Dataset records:
BEGIN

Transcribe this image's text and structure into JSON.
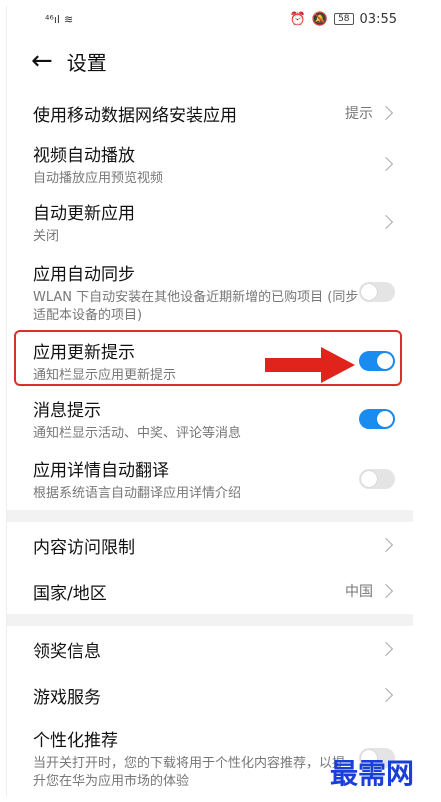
{
  "status": {
    "signal": "⁴⁶ıl",
    "wifi": "≋",
    "battery": "58",
    "time": "03:55"
  },
  "header": {
    "title": "设置"
  },
  "rows": [
    {
      "label": "使用移动数据网络安装应用",
      "value": "提示"
    },
    {
      "label": "视频自动播放",
      "sub": "自动播放应用预览视频"
    },
    {
      "label": "自动更新应用",
      "sub": "关闭"
    },
    {
      "label": "应用自动同步",
      "sub": "WLAN 下自动安装在其他设备近期新增的已购项目 (同步适配本设备的项目)",
      "on": false
    },
    {
      "label": "应用更新提示",
      "sub": "通知栏显示应用更新提示",
      "on": true
    },
    {
      "label": "消息提示",
      "sub": "通知栏显示活动、中奖、评论等消息",
      "on": true
    },
    {
      "label": "应用详情自动翻译",
      "sub": "根据系统语言自动翻译应用详情介绍",
      "on": false
    },
    {
      "label": "内容访问限制"
    },
    {
      "label": "国家/地区",
      "value": "中国"
    },
    {
      "label": "领奖信息"
    },
    {
      "label": "游戏服务"
    },
    {
      "label": "个性化推荐",
      "sub": "当开关打开时，您的下载将用于个性化内容推荐，以提升您在华为应用市场的体验",
      "on": false
    }
  ],
  "watermark": "最需网",
  "colors": {
    "accent": "#1a8cf0",
    "highlight": "#d9302b"
  }
}
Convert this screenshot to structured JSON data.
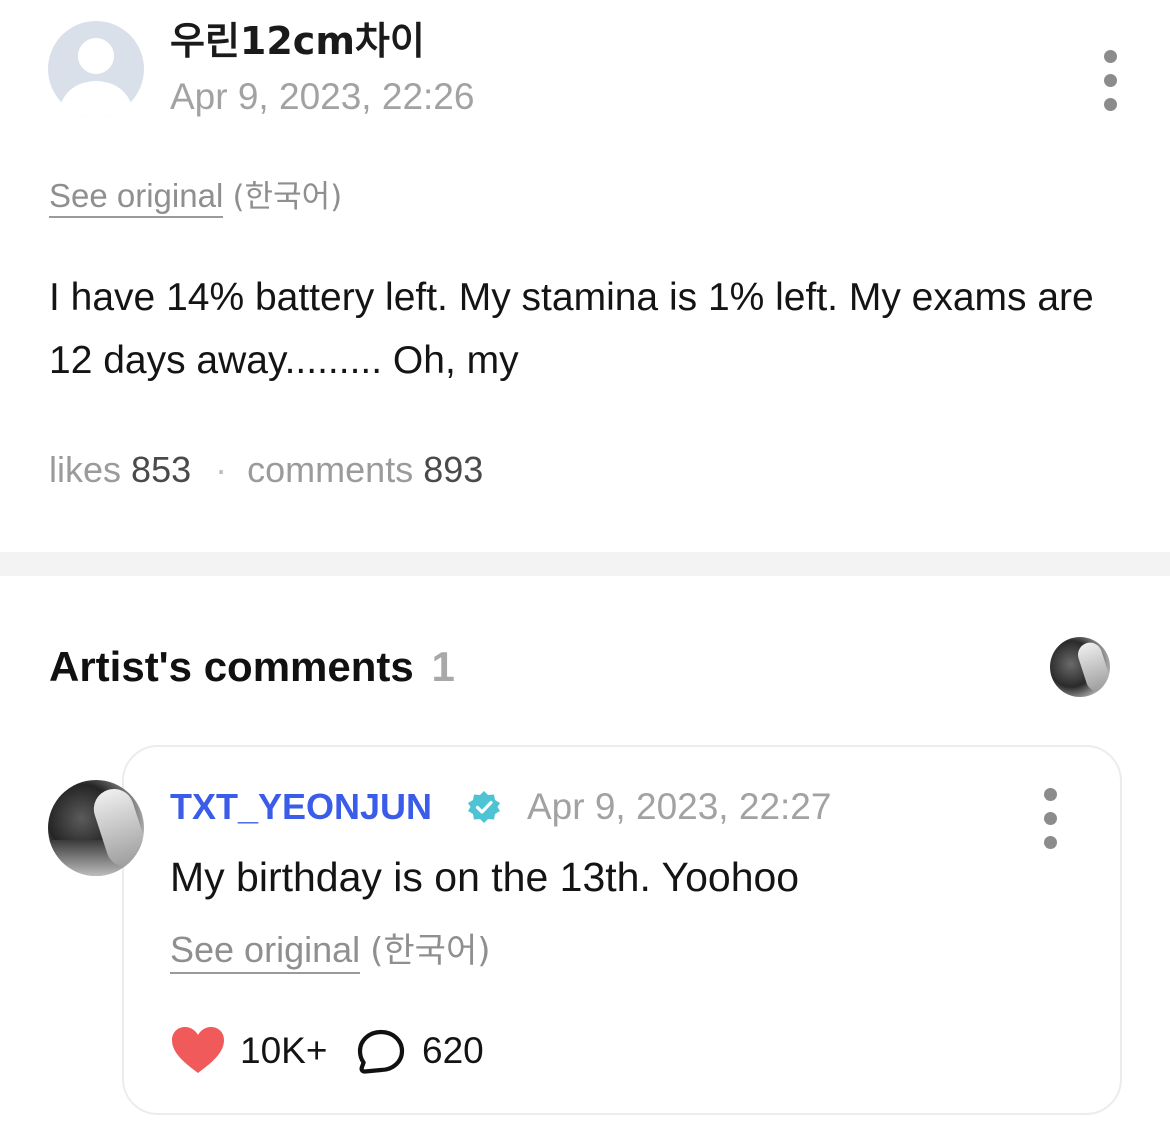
{
  "post": {
    "author": "우린12cm차이",
    "date": "Apr 9, 2023, 22:26",
    "see_original": "See original",
    "original_language": "(한국어)",
    "body": "I have 14% battery left. My stamina is 1% left. My exams are 12 days away......... Oh, my",
    "likes_label": "likes",
    "likes_count": "853",
    "separator": "·",
    "comments_label": "comments",
    "comments_count": "893",
    "more_icon": "vertical-ellipsis"
  },
  "artist_comments": {
    "title": "Artist's comments",
    "count": "1",
    "comments": [
      {
        "author": "TXT_YEONJUN",
        "verified": true,
        "verified_color": "#4ec3d4",
        "date": "Apr 9, 2023, 22:27",
        "text": "My birthday is on the 13th. Yoohoo",
        "see_original": "See original",
        "original_language": "(한국어)",
        "likes": "10K+",
        "replies": "620",
        "heart_color": "#f05a5a",
        "name_color": "#3b5ce8"
      }
    ]
  }
}
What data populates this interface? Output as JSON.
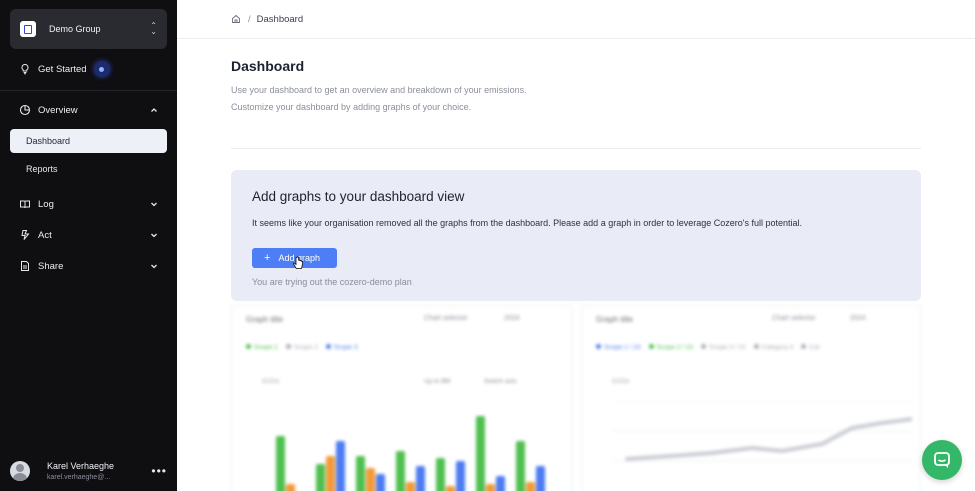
{
  "sidebar": {
    "group": {
      "name": "Demo Group"
    },
    "get_started": "Get Started",
    "items": [
      {
        "label": "Overview",
        "icon": "pie-chart-icon"
      },
      {
        "label": "Log",
        "icon": "book-icon"
      },
      {
        "label": "Act",
        "icon": "bolt-icon"
      },
      {
        "label": "Share",
        "icon": "document-icon"
      }
    ],
    "overview_children": [
      "Dashboard",
      "Reports"
    ],
    "user": {
      "name": "Karel Verhaeghe",
      "email": "karel.verhaeghe@..."
    }
  },
  "breadcrumb": {
    "home_icon": "home-icon",
    "current": "Dashboard"
  },
  "header": {
    "title": "Dashboard",
    "description_line1": "Use your dashboard to get an overview and breakdown of your emissions.",
    "description_line2": "Customize your dashboard by adding graphs of your choice."
  },
  "callout": {
    "title": "Add graphs to your dashboard view",
    "text": "It seems like your organisation removed all the graphs from the dashboard. Please add a graph in order to leverage Cozero's full potential.",
    "button_label": "Add graph",
    "note": "You are trying out the cozero-demo plan"
  },
  "preview_cards": [
    {
      "title": "Graph title",
      "control1": "Chart selector",
      "control2": "2024",
      "legend": [
        "Scope 1",
        "Scope 2",
        "Scope 3"
      ],
      "sub": "tCO2e",
      "opt1": "Up to $M",
      "opt2": "Switch axis"
    },
    {
      "title": "Graph title",
      "control1": "Chart selector",
      "control2": "2024",
      "legend": [
        "Scope 1 / 23",
        "Scope 2 / 23",
        "Scope 3 / 23",
        "Category 4",
        "Cat"
      ],
      "sub": "tCO2e"
    }
  ],
  "colors": {
    "accent": "#4d7ef5",
    "sidebar_bg": "#0f0f12",
    "callout_bg": "#e9ebf6",
    "chat": "#35b76a",
    "green": "#4fc04f",
    "orange": "#f29a38",
    "blue": "#4c7bf2"
  }
}
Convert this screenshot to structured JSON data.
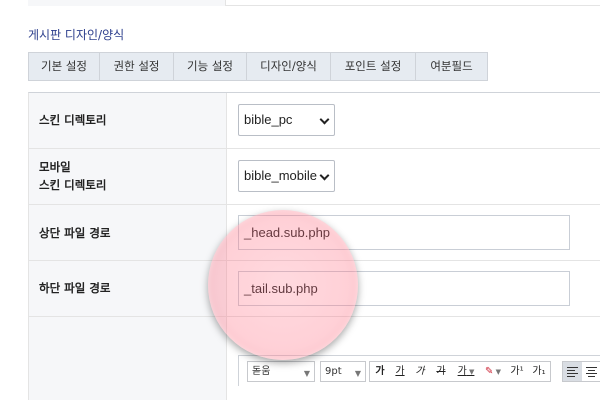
{
  "section": {
    "title": "게시판 디자인/양식"
  },
  "tabs": [
    {
      "label": "기본 설정"
    },
    {
      "label": "권한 설정"
    },
    {
      "label": "기능 설정"
    },
    {
      "label": "디자인/양식"
    },
    {
      "label": "포인트 설정"
    },
    {
      "label": "여분필드"
    }
  ],
  "form": {
    "skin_dir": {
      "label": "스킨 디렉토리",
      "value": "bible_pc"
    },
    "mobile_skin_dir": {
      "label_line1": "모바일",
      "label_line2": "스킨 디렉토리",
      "value": "bible_mobile"
    },
    "head_path": {
      "label": "상단 파일 경로",
      "value": "_head.sub.php"
    },
    "tail_path": {
      "label": "하단 파일 경로",
      "value": "_tail.sub.php"
    }
  },
  "editor": {
    "font_name": "돋움",
    "font_size": "9pt",
    "buttons": {
      "bold": "가",
      "underline": "가",
      "italic": "가",
      "strike": "가",
      "text_color": "가",
      "superscript": "가¹",
      "subscript": "가₁"
    }
  }
}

END

Stated problem | Gather from the data above every line with the string "title".

Solved exercise |
    "title": "设置"
    "title": "Artist's comments",
    "title": "Dashboard",
    "title": "Add graphs to your dashboard view",
      "title": "Graph title",
      "title": "Graph title",
    "title": "게시판 디자인/양식"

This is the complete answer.